*EXERCISE REQUIREMENTS*. Copy the lines verbatim, beginning with the line that contains "body-line: [163, 228, 896, 262]" and continuing through the line that contains "600, 897, 626]".

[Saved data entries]
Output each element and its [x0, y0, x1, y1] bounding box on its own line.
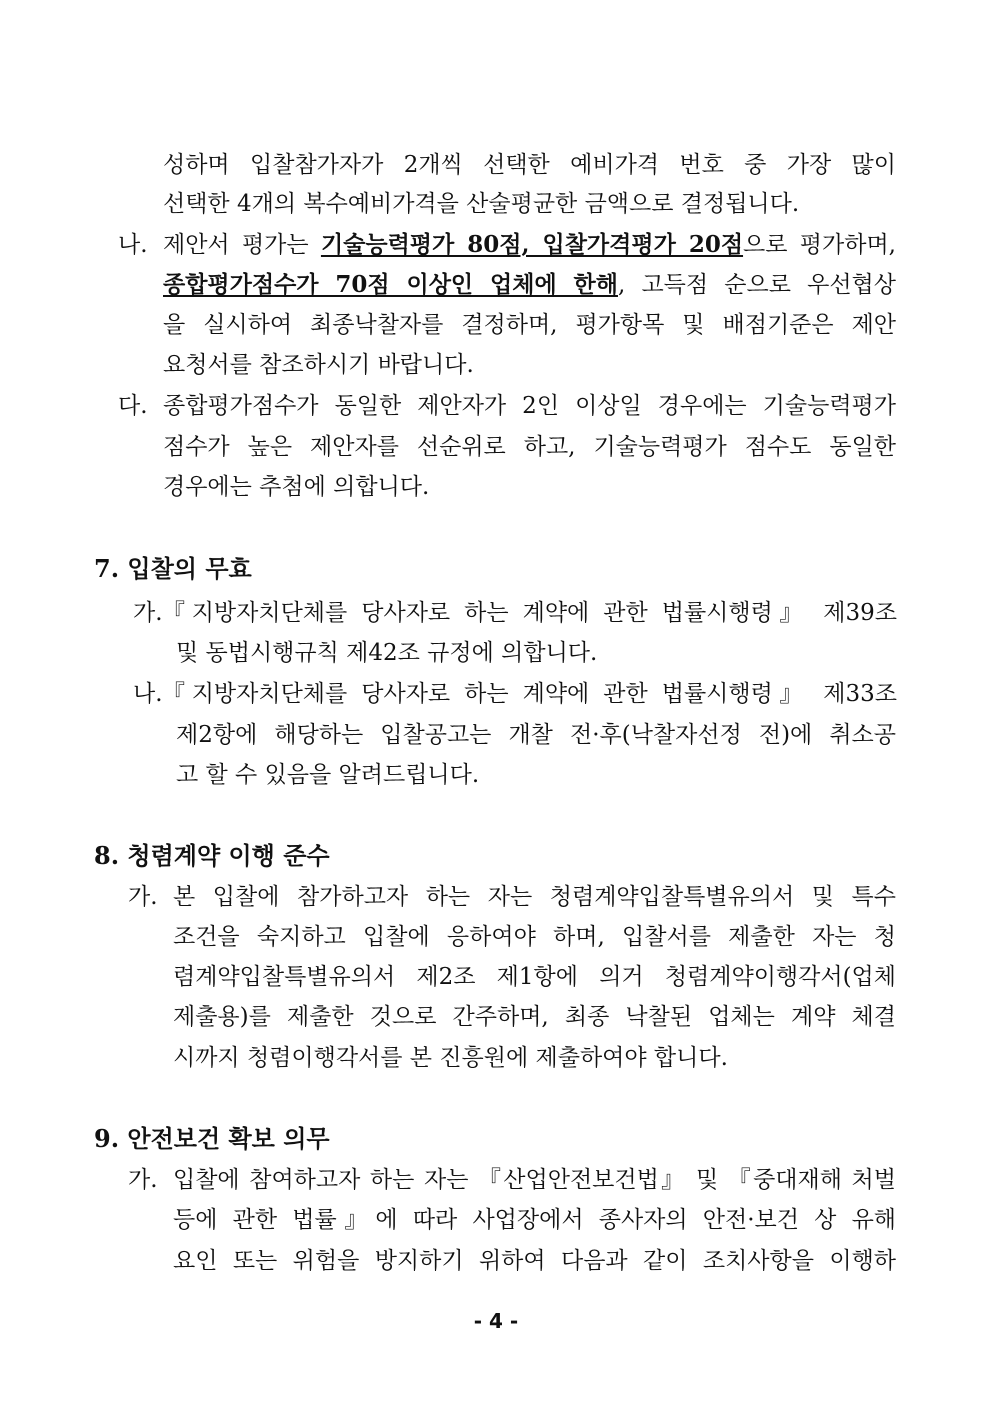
body-line: [163, 228, 896, 262]
body-line: 점수가 높은 제안자를 선순위로 하고, 기술능력평가 점수도 동일한: [163, 434, 896, 460]
body-line: 시까지 청렴이행각서를 본 진흥원에 제출하여야 합니다.: [173, 1045, 728, 1071]
section-heading: 7. 입찰의 무효: [94, 554, 252, 583]
text-run: 으로 평가하며,: [743, 232, 896, 258]
emphasis-text: 종합평가점수가 70점 이상인 업체에 한해: [163, 271, 618, 298]
item-marker: 다.: [118, 393, 148, 419]
body-line: 제2항에 해당하는 입찰공고는 개찰 전·후(낙찰자선정 전)에 취소공: [176, 722, 896, 748]
body-line: 렴계약입찰특별유의서 제2조 제1항에 의거 청렴계약이행각서(업체: [173, 964, 896, 990]
body-line: 『지방자치단체를 당사자로 하는 계약에 관한 법률시행령』 제33조: [162, 681, 897, 707]
body-line: 요인 또는 위험을 방지하기 위하여 다음과 같이 조치사항을 이행하: [173, 1248, 896, 1274]
body-line: 조건을 숙지하고 입찰에 응하여야 하며, 입찰서를 제출한 자는 청: [173, 924, 896, 950]
body-line: 『지방자치단체를 당사자로 하는 계약에 관한 법률시행령』 제39조: [162, 600, 897, 626]
body-line: 경우에는 추첨에 의합니다.: [163, 474, 430, 500]
body-line: 선택한 4개의 복수예비가격을 산술평균한 금액으로 결정됩니다.: [163, 191, 800, 217]
body-line: 종합평가점수가 동일한 제안자가 2인 이상일 경우에는 기술능력평가: [163, 393, 896, 419]
body-line: 을 실시하여 최종낙찰자를 결정하며, 평가항목 및 배점기준은 제안: [163, 312, 896, 338]
section-heading: 9. 안전보건 확보 의무: [94, 1124, 330, 1153]
body-line: 요청서를 참조하시기 바랍니다.: [163, 352, 474, 378]
body-line: [163, 268, 896, 302]
emphasis-text: 기술능력평가 80점, 입찰가격평가 20점: [320, 231, 744, 258]
body-line: 입찰에 참여하고자 하는 자는 『산업안전보건법』 및 『중대재해 처벌: [173, 1167, 896, 1193]
body-line: 본 입찰에 참가하고자 하는 자는 청렴계약입찰특별유의서 및 특수: [173, 884, 896, 910]
item-marker: 가.: [128, 884, 158, 910]
body-line: 등에 관한 법률』에 따라 사업장에서 종사자의 안전·보건 상 유해: [173, 1207, 896, 1233]
body-line: 성하며 입찰참가자가 2개씩 선택한 예비가격 번호 중 가장 많이: [163, 152, 896, 178]
item-marker: 나.: [118, 232, 148, 258]
item-marker: 가.: [133, 600, 163, 626]
page-number: - 4 -: [473, 1309, 519, 1333]
text-run: 제안서 평가는: [163, 232, 321, 258]
text-run: , 고득점 순으로 우선협상: [617, 272, 896, 298]
body-line: 제출용)를 제출한 것으로 간주하며, 최종 낙찰된 업체는 계약 체결: [173, 1004, 896, 1030]
item-marker: 나.: [133, 681, 163, 707]
item-marker: 가.: [128, 1167, 158, 1193]
body-line: 및 동법시행규칙 제42조 규정에 의합니다.: [176, 640, 598, 666]
section-heading: 8. 청렴계약 이행 준수: [94, 841, 330, 870]
body-line: 고 할 수 있음을 알려드립니다.: [176, 762, 480, 788]
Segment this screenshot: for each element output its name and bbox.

*RIGHT ANSWER*.
body-line: [163, 228, 896, 262]
body-line: 점수가 높은 제안자를 선순위로 하고, 기술능력평가 점수도 동일한: [163, 434, 896, 460]
body-line: 시까지 청렴이행각서를 본 진흥원에 제출하여야 합니다.: [173, 1045, 728, 1071]
section-heading: 7. 입찰의 무효: [94, 554, 252, 583]
text-run: 으로 평가하며,: [743, 232, 896, 258]
emphasis-text: 종합평가점수가 70점 이상인 업체에 한해: [163, 271, 618, 298]
item-marker: 다.: [118, 393, 148, 419]
body-line: 제2항에 해당하는 입찰공고는 개찰 전·후(낙찰자선정 전)에 취소공: [176, 722, 896, 748]
body-line: 렴계약입찰특별유의서 제2조 제1항에 의거 청렴계약이행각서(업체: [173, 964, 896, 990]
body-line: 『지방자치단체를 당사자로 하는 계약에 관한 법률시행령』 제33조: [162, 681, 897, 707]
body-line: 요인 또는 위험을 방지하기 위하여 다음과 같이 조치사항을 이행하: [173, 1248, 896, 1274]
body-line: 조건을 숙지하고 입찰에 응하여야 하며, 입찰서를 제출한 자는 청: [173, 924, 896, 950]
body-line: 『지방자치단체를 당사자로 하는 계약에 관한 법률시행령』 제39조: [162, 600, 897, 626]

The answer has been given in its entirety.